## Begin
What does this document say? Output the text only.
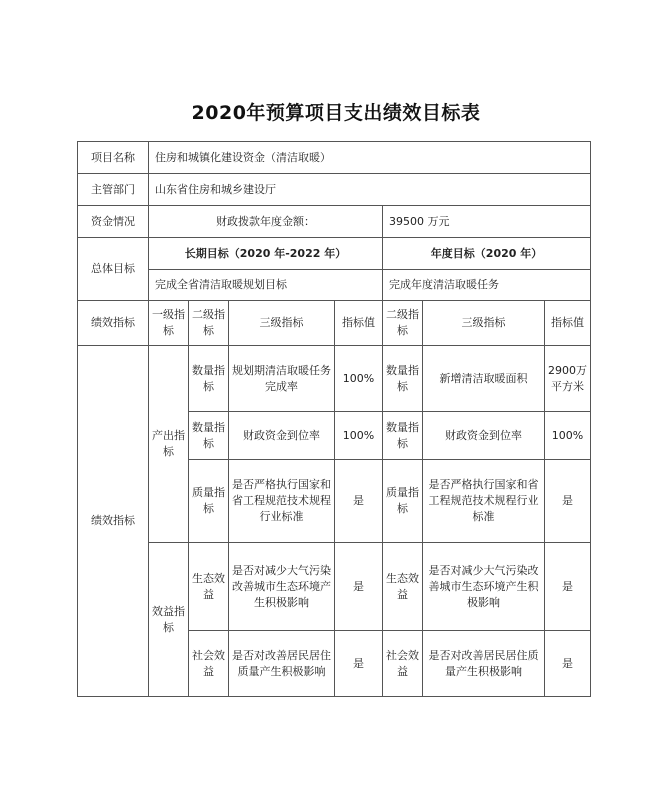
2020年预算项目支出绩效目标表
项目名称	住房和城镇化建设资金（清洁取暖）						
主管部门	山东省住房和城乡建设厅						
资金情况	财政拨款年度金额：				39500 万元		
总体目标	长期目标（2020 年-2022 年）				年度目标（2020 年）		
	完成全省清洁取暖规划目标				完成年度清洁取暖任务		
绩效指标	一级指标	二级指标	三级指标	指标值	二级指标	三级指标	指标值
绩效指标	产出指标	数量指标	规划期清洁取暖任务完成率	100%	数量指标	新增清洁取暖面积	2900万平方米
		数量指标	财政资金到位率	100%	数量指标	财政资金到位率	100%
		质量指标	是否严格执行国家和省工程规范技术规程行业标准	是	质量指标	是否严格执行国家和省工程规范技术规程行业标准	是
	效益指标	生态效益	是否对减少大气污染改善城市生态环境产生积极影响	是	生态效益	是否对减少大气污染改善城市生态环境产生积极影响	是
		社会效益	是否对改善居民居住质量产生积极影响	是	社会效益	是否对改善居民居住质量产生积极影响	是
## End
## Begin
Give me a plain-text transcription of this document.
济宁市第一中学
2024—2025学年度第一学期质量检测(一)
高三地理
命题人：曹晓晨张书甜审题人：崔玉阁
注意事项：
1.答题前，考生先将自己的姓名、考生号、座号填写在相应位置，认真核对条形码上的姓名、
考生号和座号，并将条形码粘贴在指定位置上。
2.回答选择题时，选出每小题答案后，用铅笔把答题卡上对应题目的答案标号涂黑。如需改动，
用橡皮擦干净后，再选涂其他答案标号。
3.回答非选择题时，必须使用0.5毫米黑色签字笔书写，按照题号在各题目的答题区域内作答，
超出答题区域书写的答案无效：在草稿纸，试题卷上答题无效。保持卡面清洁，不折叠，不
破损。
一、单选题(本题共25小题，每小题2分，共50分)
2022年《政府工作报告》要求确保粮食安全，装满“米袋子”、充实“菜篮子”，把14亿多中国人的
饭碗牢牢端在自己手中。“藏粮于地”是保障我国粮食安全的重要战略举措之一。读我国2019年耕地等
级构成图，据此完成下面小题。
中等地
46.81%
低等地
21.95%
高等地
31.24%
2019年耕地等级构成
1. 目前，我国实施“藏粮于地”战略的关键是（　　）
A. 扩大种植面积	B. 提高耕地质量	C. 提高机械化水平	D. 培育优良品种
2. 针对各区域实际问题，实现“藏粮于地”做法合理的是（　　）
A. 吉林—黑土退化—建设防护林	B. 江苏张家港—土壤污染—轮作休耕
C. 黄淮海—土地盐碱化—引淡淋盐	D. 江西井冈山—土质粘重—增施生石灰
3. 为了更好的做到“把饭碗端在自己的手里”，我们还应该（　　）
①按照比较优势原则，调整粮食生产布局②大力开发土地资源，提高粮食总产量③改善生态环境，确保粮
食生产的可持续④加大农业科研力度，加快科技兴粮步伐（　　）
## End
Aim »
Count each line of the data where the word "数量指标" appears, then reply with the total only.

Output »
2